* Begin DATA FOR THE TASK *
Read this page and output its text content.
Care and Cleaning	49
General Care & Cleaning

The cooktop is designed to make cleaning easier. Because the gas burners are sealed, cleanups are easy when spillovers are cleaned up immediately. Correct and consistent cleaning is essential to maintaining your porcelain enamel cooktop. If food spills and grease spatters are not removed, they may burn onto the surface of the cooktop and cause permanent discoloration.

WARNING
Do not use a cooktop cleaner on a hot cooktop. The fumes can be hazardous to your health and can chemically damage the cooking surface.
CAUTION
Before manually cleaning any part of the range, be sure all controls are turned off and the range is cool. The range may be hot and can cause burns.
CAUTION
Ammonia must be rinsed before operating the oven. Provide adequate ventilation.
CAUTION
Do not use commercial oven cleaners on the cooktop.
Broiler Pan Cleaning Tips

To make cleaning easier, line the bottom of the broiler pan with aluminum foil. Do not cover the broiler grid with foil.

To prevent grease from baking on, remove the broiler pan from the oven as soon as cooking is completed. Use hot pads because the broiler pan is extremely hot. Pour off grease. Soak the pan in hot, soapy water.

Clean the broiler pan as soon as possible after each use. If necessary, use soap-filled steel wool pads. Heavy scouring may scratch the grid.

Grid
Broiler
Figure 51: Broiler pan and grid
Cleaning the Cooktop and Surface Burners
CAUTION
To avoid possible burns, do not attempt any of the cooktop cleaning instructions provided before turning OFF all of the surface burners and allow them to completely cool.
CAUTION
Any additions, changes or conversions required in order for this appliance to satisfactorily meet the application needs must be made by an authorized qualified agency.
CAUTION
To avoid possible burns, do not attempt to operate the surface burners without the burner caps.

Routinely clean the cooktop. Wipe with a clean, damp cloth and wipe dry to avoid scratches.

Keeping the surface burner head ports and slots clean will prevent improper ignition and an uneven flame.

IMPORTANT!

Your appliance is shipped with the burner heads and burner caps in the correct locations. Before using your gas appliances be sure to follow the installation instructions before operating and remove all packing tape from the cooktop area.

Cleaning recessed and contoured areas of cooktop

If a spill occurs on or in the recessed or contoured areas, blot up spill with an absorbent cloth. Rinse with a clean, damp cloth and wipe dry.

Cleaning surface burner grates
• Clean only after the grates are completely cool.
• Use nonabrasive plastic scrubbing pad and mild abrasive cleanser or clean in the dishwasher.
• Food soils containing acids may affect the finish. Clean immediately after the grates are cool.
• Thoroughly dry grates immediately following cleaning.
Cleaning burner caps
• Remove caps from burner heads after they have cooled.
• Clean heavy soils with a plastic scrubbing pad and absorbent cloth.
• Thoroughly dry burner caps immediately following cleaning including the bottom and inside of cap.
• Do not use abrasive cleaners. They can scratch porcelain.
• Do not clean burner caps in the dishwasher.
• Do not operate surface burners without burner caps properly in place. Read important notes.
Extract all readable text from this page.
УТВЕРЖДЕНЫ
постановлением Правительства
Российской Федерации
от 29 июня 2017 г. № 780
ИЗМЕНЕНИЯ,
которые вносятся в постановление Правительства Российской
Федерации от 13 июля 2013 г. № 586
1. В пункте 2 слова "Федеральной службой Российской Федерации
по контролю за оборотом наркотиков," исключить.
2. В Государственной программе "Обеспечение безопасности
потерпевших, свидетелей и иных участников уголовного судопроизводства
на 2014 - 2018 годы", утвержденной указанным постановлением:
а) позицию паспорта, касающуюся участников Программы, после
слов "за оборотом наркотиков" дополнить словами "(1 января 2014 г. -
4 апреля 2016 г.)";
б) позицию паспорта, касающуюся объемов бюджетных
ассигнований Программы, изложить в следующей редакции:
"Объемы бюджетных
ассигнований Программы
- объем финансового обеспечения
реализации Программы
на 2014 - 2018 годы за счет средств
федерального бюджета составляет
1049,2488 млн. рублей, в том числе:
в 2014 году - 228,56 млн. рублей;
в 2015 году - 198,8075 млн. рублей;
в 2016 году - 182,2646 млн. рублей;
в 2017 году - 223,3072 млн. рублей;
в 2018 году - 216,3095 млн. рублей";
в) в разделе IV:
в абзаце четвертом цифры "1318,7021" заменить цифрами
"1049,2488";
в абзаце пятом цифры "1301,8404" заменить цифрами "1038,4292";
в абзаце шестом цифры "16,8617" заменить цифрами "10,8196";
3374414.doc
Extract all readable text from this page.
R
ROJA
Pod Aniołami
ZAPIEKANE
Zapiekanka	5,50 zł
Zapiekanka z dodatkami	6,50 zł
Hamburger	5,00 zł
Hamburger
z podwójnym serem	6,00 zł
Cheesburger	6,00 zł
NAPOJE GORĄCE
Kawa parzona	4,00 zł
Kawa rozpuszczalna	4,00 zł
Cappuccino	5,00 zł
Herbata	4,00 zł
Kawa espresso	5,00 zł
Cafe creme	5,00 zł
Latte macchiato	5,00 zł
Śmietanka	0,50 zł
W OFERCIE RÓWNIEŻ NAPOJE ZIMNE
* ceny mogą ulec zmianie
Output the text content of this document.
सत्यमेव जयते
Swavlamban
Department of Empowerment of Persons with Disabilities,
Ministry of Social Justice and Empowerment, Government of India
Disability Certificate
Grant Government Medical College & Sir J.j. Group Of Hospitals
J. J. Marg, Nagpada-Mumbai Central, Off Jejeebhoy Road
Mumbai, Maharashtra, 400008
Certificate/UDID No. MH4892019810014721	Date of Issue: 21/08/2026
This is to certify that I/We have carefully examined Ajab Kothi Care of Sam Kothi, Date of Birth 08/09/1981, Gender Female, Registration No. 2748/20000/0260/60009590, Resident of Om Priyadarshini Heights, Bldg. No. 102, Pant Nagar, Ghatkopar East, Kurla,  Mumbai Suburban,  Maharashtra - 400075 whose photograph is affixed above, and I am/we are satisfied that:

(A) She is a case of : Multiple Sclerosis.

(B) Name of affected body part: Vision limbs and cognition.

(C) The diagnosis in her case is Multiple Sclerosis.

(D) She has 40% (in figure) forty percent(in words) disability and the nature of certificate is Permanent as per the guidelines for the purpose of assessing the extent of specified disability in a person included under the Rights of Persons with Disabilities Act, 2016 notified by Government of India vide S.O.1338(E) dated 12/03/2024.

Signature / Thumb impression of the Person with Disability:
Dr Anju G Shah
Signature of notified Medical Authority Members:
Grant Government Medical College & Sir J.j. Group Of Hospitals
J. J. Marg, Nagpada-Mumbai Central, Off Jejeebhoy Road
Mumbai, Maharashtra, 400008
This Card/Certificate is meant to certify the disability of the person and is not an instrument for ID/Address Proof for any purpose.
* End DATA FOR THE TASK *
> OBJECTIVE: Return each entry from above without altering a single character.

> WRITTEN RESPONSE:
Read this page and output its text content.
Care and Cleaning	49
General Care & Cleaning

The cooktop is designed to make cleaning easier. Because the gas burners are sealed, cleanups are easy when spillovers are cleaned up immediately. Correct and consistent cleaning is essential to maintaining your porcelain enamel cooktop. If food spills and grease spatters are not removed, they may burn onto the surface of the cooktop and cause permanent discoloration.

WARNING
Do not use a cooktop cleaner on a hot cooktop. The fumes can be hazardous to your health and can chemically damage the cooking surface.
CAUTION
Before manually cleaning any part of the range, be sure all controls are turned off and the range is cool. The range may be hot and can cause burns.
CAUTION
Ammonia must be rinsed before operating the oven. Provide adequate ventilation.
CAUTION
Do not use commercial oven cleaners on the cooktop.
Broiler Pan Cleaning Tips

To make cleaning easier, line the bottom of the broiler pan with aluminum foil. Do not cover the broiler grid with foil.

To prevent grease from baking on, remove the broiler pan from the oven as soon as cooking is completed. Use hot pads because the broiler pan is extremely hot. Pour off grease. Soak the pan in hot, soapy water.

Clean the broiler pan as soon as possible after each use. If necessary, use soap-filled steel wool pads. Heavy scouring may scratch the grid.

Grid
Broiler
Figure 51: Broiler pan and grid
Cleaning the Cooktop and Surface Burners
CAUTION
To avoid possible burns, do not attempt any of the cooktop cleaning instructions provided before turning OFF all of the surface burners and allow them to completely cool.
CAUTION
Any additions, changes or conversions required in order for this appliance to satisfactorily meet the application needs must be made by an authorized qualified agency.
CAUTION
To avoid possible burns, do not attempt to operate the surface burners without the burner caps.

Routinely clean the cooktop. Wipe with a clean, damp cloth and wipe dry to avoid scratches.

Keeping the surface burner head ports and slots clean will prevent improper ignition and an uneven flame.

IMPORTANT!

Your appliance is shipped with the burner heads and burner caps in the correct locations. Before using your gas appliances be sure to follow the installation instructions before operating and remove all packing tape from the cooktop area.

Cleaning recessed and contoured areas of cooktop

If a spill occurs on or in the recessed or contoured areas, blot up spill with an absorbent cloth. Rinse with a clean, damp cloth and wipe dry.

Cleaning surface burner grates
• Clean only after the grates are completely cool.
• Use nonabrasive plastic scrubbing pad and mild abrasive cleanser or clean in the dishwasher.
• Food soils containing acids may affect the finish. Clean immediately after the grates are cool.
• Thoroughly dry grates immediately following cleaning.
Cleaning burner caps
• Remove caps from burner heads after they have cooled.
• Clean heavy soils with a plastic scrubbing pad and absorbent cloth.
• Thoroughly dry burner caps immediately following cleaning including the bottom and inside of cap.
• Do not use abrasive cleaners. They can scratch porcelain.
• Do not clean burner caps in the dishwasher.
• Do not operate surface burners without burner caps properly in place. Read important notes.
Extract all readable text from this page.
УТВЕРЖДЕНЫ
постановлением Правительства
Российской Федерации
от 29 июня 2017 г. № 780
ИЗМЕНЕНИЯ,
которые вносятся в постановление Правительства Российской
Федерации от 13 июля 2013 г. № 586
1. В пункте 2 слова "Федеральной службой Российской Федерации
по контролю за оборотом наркотиков," исключить.
2. В Государственной программе "Обеспечение безопасности
потерпевших, свидетелей и иных участников уголовного судопроизводства
на 2014 - 2018 годы", утвержденной указанным постановлением:
а) позицию паспорта, касающуюся участников Программы, после
слов "за оборотом наркотиков" дополнить словами "(1 января 2014 г. -
4 апреля 2016 г.)";
б) позицию паспорта, касающуюся объемов бюджетных
ассигнований Программы, изложить в следующей редакции:
"Объемы бюджетных
ассигнований Программы
- объем финансового обеспечения
реализации Программы
на 2014 - 2018 годы за счет средств
федерального бюджета составляет
1049,2488 млн. рублей, в том числе:
в 2014 году - 228,56 млн. рублей;
в 2015 году - 198,8075 млн. рублей;
в 2016 году - 182,2646 млн. рублей;
в 2017 году - 223,3072 млн. рублей;
в 2018 году - 216,3095 млн. рублей";
в) в разделе IV:
в абзаце четвертом цифры "1318,7021" заменить цифрами
"1049,2488";
в абзаце пятом цифры "1301,8404" заменить цифрами "1038,4292";
в абзаце шестом цифры "16,8617" заменить цифрами "10,8196";
3374414.doc
Extract all readable text from this page.
R
ROJA
Pod Aniołami
ZAPIEKANE
Zapiekanka	5,50 zł
Zapiekanka z dodatkami	6,50 zł
Hamburger	5,00 zł
Hamburger
z podwójnym serem	6,00 zł
Cheesburger	6,00 zł
NAPOJE GORĄCE
Kawa parzona	4,00 zł
Kawa rozpuszczalna	4,00 zł
Cappuccino	5,00 zł
Herbata	4,00 zł
Kawa espresso	5,00 zł
Cafe creme	5,00 zł
Latte macchiato	5,00 zł
Śmietanka	0,50 zł
W OFERCIE RÓWNIEŻ NAPOJE ZIMNE
* ceny mogą ulec zmianie
Output the text content of this document.
सत्यमेव जयते
Swavlamban
Department of Empowerment of Persons with Disabilities,
Ministry of Social Justice and Empowerment, Government of India
Disability Certificate
Grant Government Medical College & Sir J.j. Group Of Hospitals
J. J. Marg, Nagpada-Mumbai Central, Off Jejeebhoy Road
Mumbai, Maharashtra, 400008
Certificate/UDID No. MH4892019810014721	Date of Issue: 21/08/2026
This is to certify that I/We have carefully examined Ajab Kothi Care of Sam Kothi, Date of Birth 08/09/1981, Gender Female, Registration No. 2748/20000/0260/60009590, Resident of Om Priyadarshini Heights, Bldg. No. 102, Pant Nagar, Ghatkopar East, Kurla,  Mumbai Suburban,  Maharashtra - 400075 whose photograph is affixed above, and I am/we are satisfied that:

(A) She is a case of : Multiple Sclerosis.

(B) Name of affected body part: Vision limbs and cognition.

(C) The diagnosis in her case is Multiple Sclerosis.

(D) She has 40% (in figure) forty percent(in words) disability and the nature of certificate is Permanent as per the guidelines for the purpose of assessing the extent of specified disability in a person included under the Rights of Persons with Disabilities Act, 2016 notified by Government of India vide S.O.1338(E) dated 12/03/2024.

Signature / Thumb impression of the Person with Disability:
Dr Anju G Shah
Signature of notified Medical Authority Members:
Grant Government Medical College & Sir J.j. Group Of Hospitals
J. J. Marg, Nagpada-Mumbai Central, Off Jejeebhoy Road
Mumbai, Maharashtra, 400008
This Card/Certificate is meant to certify the disability of the person and is not an instrument for ID/Address Proof for any purpose.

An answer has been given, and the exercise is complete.